Present the following entries again, word for word and in full.

===

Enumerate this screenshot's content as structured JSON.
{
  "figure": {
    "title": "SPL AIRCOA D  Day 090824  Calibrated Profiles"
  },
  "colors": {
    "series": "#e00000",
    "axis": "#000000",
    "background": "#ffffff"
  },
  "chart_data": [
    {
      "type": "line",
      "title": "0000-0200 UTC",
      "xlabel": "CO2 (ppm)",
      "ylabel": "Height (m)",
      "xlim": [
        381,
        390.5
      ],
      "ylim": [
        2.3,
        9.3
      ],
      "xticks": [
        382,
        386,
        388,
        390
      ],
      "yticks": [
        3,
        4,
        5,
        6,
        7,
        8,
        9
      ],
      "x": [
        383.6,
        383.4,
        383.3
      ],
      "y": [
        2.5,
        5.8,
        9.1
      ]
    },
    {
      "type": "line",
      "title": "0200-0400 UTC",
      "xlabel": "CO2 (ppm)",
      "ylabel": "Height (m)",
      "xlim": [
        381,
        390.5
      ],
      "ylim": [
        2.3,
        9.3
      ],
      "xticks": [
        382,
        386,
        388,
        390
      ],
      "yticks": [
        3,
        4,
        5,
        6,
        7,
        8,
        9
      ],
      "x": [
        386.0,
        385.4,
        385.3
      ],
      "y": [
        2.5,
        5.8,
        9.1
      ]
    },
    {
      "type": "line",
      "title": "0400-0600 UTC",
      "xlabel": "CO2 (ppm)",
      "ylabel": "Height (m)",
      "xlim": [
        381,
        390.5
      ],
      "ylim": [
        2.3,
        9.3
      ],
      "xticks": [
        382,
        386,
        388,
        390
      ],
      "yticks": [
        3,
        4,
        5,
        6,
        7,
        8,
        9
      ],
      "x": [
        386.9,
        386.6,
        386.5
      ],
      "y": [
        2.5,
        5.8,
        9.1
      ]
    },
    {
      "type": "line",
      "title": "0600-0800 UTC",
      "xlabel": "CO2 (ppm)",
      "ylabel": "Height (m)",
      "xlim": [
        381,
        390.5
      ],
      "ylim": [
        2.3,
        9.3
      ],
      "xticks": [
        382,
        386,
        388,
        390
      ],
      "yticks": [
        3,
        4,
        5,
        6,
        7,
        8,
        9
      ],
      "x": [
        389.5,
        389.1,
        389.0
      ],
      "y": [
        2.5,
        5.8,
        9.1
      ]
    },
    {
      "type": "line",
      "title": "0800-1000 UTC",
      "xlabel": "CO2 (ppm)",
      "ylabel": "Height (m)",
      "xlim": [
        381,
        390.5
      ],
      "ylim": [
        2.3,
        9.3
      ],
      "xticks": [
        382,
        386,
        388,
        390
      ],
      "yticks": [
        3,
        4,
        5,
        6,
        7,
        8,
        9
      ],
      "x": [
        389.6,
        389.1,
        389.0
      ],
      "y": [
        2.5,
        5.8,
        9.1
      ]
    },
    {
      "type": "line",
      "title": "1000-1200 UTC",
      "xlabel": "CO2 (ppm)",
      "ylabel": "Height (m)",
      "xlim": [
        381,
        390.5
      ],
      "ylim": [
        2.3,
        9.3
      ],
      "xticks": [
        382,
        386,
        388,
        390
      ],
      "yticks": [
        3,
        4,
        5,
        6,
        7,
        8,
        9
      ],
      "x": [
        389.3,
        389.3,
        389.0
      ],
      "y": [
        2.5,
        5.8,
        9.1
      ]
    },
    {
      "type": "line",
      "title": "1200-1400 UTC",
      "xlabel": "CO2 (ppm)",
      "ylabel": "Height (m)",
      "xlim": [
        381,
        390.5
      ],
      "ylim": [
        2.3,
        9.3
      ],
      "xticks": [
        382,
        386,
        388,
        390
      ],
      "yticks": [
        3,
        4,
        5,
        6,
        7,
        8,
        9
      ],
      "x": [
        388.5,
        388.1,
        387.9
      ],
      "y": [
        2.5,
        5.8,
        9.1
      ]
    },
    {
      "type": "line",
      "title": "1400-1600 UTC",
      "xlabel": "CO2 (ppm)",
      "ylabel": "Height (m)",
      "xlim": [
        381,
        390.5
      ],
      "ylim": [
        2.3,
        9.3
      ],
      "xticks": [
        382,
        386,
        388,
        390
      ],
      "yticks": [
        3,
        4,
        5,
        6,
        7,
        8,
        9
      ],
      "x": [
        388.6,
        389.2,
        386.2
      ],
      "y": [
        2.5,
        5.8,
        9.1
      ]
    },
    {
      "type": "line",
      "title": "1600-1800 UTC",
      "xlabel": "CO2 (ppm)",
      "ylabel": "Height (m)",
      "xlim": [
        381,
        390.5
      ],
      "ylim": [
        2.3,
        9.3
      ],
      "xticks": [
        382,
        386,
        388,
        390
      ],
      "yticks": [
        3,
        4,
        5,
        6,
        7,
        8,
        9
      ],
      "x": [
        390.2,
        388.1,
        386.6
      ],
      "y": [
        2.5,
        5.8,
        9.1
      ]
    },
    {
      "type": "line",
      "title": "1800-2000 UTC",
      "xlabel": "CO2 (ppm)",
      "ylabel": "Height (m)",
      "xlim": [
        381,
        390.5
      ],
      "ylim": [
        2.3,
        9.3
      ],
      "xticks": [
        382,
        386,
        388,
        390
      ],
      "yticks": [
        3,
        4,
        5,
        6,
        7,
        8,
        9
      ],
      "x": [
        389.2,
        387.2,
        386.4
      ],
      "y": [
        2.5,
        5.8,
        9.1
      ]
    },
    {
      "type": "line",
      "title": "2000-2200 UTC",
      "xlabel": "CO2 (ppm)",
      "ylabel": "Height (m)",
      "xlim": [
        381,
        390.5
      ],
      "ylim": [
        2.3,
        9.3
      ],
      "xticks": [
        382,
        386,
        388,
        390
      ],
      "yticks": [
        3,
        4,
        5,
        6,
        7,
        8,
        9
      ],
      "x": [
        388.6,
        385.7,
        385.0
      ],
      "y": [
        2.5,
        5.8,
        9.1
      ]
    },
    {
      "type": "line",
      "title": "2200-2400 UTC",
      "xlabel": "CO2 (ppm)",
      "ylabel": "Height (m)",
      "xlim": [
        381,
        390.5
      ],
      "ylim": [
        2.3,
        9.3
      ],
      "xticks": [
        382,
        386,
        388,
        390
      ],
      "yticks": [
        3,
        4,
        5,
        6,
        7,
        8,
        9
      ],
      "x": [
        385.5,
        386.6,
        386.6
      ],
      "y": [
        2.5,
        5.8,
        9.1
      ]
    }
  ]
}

===

* **OUTPUT FOR THIS TASK**
Enumerate this screenshot's content as structured JSON.
{
  "figure": {
    "title": "SPL AIRCOA D  Day 090824  Calibrated Profiles"
  },
  "colors": {
    "series": "#e00000",
    "axis": "#000000",
    "background": "#ffffff"
  },
  "chart_data": [
    {
      "type": "line",
      "title": "0000-0200 UTC",
      "xlabel": "CO2 (ppm)",
      "ylabel": "Height (m)",
      "xlim": [
        381,
        390.5
      ],
      "ylim": [
        2.3,
        9.3
      ],
      "xticks": [
        382,
        386,
        388,
        390
      ],
      "yticks": [
        3,
        4,
        5,
        6,
        7,
        8,
        9
      ],
      "x": [
        383.6,
        383.4,
        383.3
      ],
      "y": [
        2.5,
        5.8,
        9.1
      ]
    },
    {
      "type": "line",
      "title": "0200-0400 UTC",
      "xlabel": "CO2 (ppm)",
      "ylabel": "Height (m)",
      "xlim": [
        381,
        390.5
      ],
      "ylim": [
        2.3,
        9.3
      ],
      "xticks": [
        382,
        386,
        388,
        390
      ],
      "yticks": [
        3,
        4,
        5,
        6,
        7,
        8,
        9
      ],
      "x": [
        386.0,
        385.4,
        385.3
      ],
      "y": [
        2.5,
        5.8,
        9.1
      ]
    },
    {
      "type": "line",
      "title": "0400-0600 UTC",
      "xlabel": "CO2 (ppm)",
      "ylabel": "Height (m)",
      "xlim": [
        381,
        390.5
      ],
      "ylim": [
        2.3,
        9.3
      ],
      "xticks": [
        382,
        386,
        388,
        390
      ],
      "yticks": [
        3,
        4,
        5,
        6,
        7,
        8,
        9
      ],
      "x": [
        386.9,
        386.6,
        386.5
      ],
      "y": [
        2.5,
        5.8,
        9.1
      ]
    },
    {
      "type": "line",
      "title": "0600-0800 UTC",
      "xlabel": "CO2 (ppm)",
      "ylabel": "Height (m)",
      "xlim": [
        381,
        390.5
      ],
      "ylim": [
        2.3,
        9.3
      ],
      "xticks": [
        382,
        386,
        388,
        390
      ],
      "yticks": [
        3,
        4,
        5,
        6,
        7,
        8,
        9
      ],
      "x": [
        389.5,
        389.1,
        389.0
      ],
      "y": [
        2.5,
        5.8,
        9.1
      ]
    },
    {
      "type": "line",
      "title": "0800-1000 UTC",
      "xlabel": "CO2 (ppm)",
      "ylabel": "Height (m)",
      "xlim": [
        381,
        390.5
      ],
      "ylim": [
        2.3,
        9.3
      ],
      "xticks": [
        382,
        386,
        388,
        390
      ],
      "yticks": [
        3,
        4,
        5,
        6,
        7,
        8,
        9
      ],
      "x": [
        389.6,
        389.1,
        389.0
      ],
      "y": [
        2.5,
        5.8,
        9.1
      ]
    },
    {
      "type": "line",
      "title": "1000-1200 UTC",
      "xlabel": "CO2 (ppm)",
      "ylabel": "Height (m)",
      "xlim": [
        381,
        390.5
      ],
      "ylim": [
        2.3,
        9.3
      ],
      "xticks": [
        382,
        386,
        388,
        390
      ],
      "yticks": [
        3,
        4,
        5,
        6,
        7,
        8,
        9
      ],
      "x": [
        389.3,
        389.3,
        389.0
      ],
      "y": [
        2.5,
        5.8,
        9.1
      ]
    },
    {
      "type": "line",
      "title": "1200-1400 UTC",
      "xlabel": "CO2 (ppm)",
      "ylabel": "Height (m)",
      "xlim": [
        381,
        390.5
      ],
      "ylim": [
        2.3,
        9.3
      ],
      "xticks": [
        382,
        386,
        388,
        390
      ],
      "yticks": [
        3,
        4,
        5,
        6,
        7,
        8,
        9
      ],
      "x": [
        388.5,
        388.1,
        387.9
      ],
      "y": [
        2.5,
        5.8,
        9.1
      ]
    },
    {
      "type": "line",
      "title": "1400-1600 UTC",
      "xlabel": "CO2 (ppm)",
      "ylabel": "Height (m)",
      "xlim": [
        381,
        390.5
      ],
      "ylim": [
        2.3,
        9.3
      ],
      "xticks": [
        382,
        386,
        388,
        390
      ],
      "yticks": [
        3,
        4,
        5,
        6,
        7,
        8,
        9
      ],
      "x": [
        388.6,
        389.2,
        386.2
      ],
      "y": [
        2.5,
        5.8,
        9.1
      ]
    },
    {
      "type": "line",
      "title": "1600-1800 UTC",
      "xlabel": "CO2 (ppm)",
      "ylabel": "Height (m)",
      "xlim": [
        381,
        390.5
      ],
      "ylim": [
        2.3,
        9.3
      ],
      "xticks": [
        382,
        386,
        388,
        390
      ],
      "yticks": [
        3,
        4,
        5,
        6,
        7,
        8,
        9
      ],
      "x": [
        390.2,
        388.1,
        386.6
      ],
      "y": [
        2.5,
        5.8,
        9.1
      ]
    },
    {
      "type": "line",
      "title": "1800-2000 UTC",
      "xlabel": "CO2 (ppm)",
      "ylabel": "Height (m)",
      "xlim": [
        381,
        390.5
      ],
      "ylim": [
        2.3,
        9.3
      ],
      "xticks": [
        382,
        386,
        388,
        390
      ],
      "yticks": [
        3,
        4,
        5,
        6,
        7,
        8,
        9
      ],
      "x": [
        389.2,
        387.2,
        386.4
      ],
      "y": [
        2.5,
        5.8,
        9.1
      ]
    },
    {
      "type": "line",
      "title": "2000-2200 UTC",
      "xlabel": "CO2 (ppm)",
      "ylabel": "Height (m)",
      "xlim": [
        381,
        390.5
      ],
      "ylim": [
        2.3,
        9.3
      ],
      "xticks": [
        382,
        386,
        388,
        390
      ],
      "yticks": [
        3,
        4,
        5,
        6,
        7,
        8,
        9
      ],
      "x": [
        388.6,
        385.7,
        385.0
      ],
      "y": [
        2.5,
        5.8,
        9.1
      ]
    },
    {
      "type": "line",
      "title": "2200-2400 UTC",
      "xlabel": "CO2 (ppm)",
      "ylabel": "Height (m)",
      "xlim": [
        381,
        390.5
      ],
      "ylim": [
        2.3,
        9.3
      ],
      "xticks": [
        382,
        386,
        388,
        390
      ],
      "yticks": [
        3,
        4,
        5,
        6,
        7,
        8,
        9
      ],
      "x": [
        385.5,
        386.6,
        386.6
      ],
      "y": [
        2.5,
        5.8,
        9.1
      ]
    }
  ]
}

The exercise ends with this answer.